**Given text**
_ _ _ _

Klarinet Archive - Posting 000224.txt from 1998/02

From: "Dan Leeson: LEESON@-----.edu>
Subj: Re: Was it elitism...?
Date: Thu, 5 Feb 1998 04:42:00 -0500

Jack Kissinger has touched on the heart of the issue far more perceptively
than anyone so far. He makes reference to the fact that manufacturers
lavish more care on their wooden instruments than on their plastic
instruments. And that, in a nutshell, is exactly my point.

It is not the plastic that makes such an instrument inherently
inferior to a wooden clarinet. When such differences exist they
can be found to derive from differences in manufacturing intensity.

So to say, as did the note that drove me to remark in the first place,
that plastic clarinets are inherently deficient (and unspoken in the
remark was the suggestion that the plastic itself was inherently
inferior to wood) is establishing an elitist philosophy without
any technical evidence to back it up.

Plastic as a medium has never been established to be an inferior
material for the making of musical instruments. There may be
business reasons why manufacturers do not invest the time and
energy in their plastic instruments, but thus far no one has put
forward any technical reasons why such an effort would be doomed
to failure due to some deficiency in the material itself.

Some materials are inherently unsuited to clarinet manufacture:
chocolate, weed clippings, linoleum, possibly even kryptonite,
but there is no reason to conclude that plastic is one of them.

_ _ _ _

(Layout annotation data)
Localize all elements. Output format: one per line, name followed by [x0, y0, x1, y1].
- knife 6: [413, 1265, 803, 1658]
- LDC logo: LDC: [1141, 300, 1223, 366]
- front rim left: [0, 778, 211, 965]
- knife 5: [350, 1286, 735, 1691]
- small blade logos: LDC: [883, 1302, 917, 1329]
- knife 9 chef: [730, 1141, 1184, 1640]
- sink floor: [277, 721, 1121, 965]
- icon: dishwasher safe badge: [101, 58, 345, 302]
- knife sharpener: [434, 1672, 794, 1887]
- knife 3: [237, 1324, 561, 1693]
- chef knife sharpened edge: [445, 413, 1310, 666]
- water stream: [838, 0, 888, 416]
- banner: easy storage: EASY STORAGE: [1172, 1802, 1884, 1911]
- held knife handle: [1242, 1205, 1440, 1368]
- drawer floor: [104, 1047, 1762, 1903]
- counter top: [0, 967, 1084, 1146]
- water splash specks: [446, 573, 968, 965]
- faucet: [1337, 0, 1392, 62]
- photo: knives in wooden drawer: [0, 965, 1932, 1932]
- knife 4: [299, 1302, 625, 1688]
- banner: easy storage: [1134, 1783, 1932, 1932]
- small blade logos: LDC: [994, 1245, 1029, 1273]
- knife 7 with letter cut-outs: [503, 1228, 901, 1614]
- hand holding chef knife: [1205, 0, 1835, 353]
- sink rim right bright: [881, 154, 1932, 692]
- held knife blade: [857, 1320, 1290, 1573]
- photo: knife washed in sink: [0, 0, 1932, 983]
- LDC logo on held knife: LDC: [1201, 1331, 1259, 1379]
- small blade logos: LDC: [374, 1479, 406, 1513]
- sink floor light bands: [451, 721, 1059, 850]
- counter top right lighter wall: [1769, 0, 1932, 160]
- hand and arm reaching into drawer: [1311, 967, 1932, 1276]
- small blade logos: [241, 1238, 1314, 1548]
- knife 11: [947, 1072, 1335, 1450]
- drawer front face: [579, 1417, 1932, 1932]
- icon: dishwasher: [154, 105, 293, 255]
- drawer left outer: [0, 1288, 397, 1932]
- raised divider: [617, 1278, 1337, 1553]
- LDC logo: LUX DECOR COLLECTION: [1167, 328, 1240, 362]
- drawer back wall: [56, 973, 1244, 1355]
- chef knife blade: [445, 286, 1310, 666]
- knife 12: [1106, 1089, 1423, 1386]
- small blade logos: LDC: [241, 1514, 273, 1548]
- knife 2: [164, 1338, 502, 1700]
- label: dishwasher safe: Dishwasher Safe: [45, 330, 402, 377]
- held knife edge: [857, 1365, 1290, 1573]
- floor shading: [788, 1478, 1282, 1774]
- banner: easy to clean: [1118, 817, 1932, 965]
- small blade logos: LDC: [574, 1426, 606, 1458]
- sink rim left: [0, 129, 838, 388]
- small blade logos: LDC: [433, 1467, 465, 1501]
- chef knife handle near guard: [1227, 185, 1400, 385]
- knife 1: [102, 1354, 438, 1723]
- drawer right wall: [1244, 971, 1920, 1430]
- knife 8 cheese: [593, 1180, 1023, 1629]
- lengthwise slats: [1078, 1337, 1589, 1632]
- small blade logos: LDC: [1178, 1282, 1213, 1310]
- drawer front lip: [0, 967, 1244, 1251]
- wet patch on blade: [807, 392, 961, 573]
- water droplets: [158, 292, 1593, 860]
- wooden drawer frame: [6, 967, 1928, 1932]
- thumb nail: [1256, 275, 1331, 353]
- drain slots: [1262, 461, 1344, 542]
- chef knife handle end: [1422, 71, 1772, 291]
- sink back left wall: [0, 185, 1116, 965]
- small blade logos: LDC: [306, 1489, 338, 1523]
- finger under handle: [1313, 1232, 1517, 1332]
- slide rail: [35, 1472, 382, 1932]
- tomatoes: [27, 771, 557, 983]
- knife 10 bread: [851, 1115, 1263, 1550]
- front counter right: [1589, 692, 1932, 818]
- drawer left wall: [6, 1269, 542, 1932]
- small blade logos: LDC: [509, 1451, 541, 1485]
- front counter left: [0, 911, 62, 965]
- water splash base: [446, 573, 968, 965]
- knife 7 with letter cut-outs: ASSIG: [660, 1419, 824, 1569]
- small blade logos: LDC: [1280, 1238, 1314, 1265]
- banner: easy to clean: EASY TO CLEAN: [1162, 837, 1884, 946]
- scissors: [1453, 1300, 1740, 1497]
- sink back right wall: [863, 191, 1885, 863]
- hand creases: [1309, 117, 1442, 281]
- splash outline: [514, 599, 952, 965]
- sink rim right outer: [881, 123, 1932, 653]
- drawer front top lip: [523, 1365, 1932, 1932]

_ _ _ _

**Job**
Could you return, word for word, the part of the clarinet posting starting with "Plastic as a" and going on through "the material itself."?

**Output of the exercise**
Plastic as a medium has never been established to be an inferior
material for the making of musical instruments. There may be
business reasons why manufacturers do not invest the time and
energy in their plastic instruments, but thus far no one has put
forward any technical reasons why such an effort would be doomed
to failure due to some deficiency in the material itself.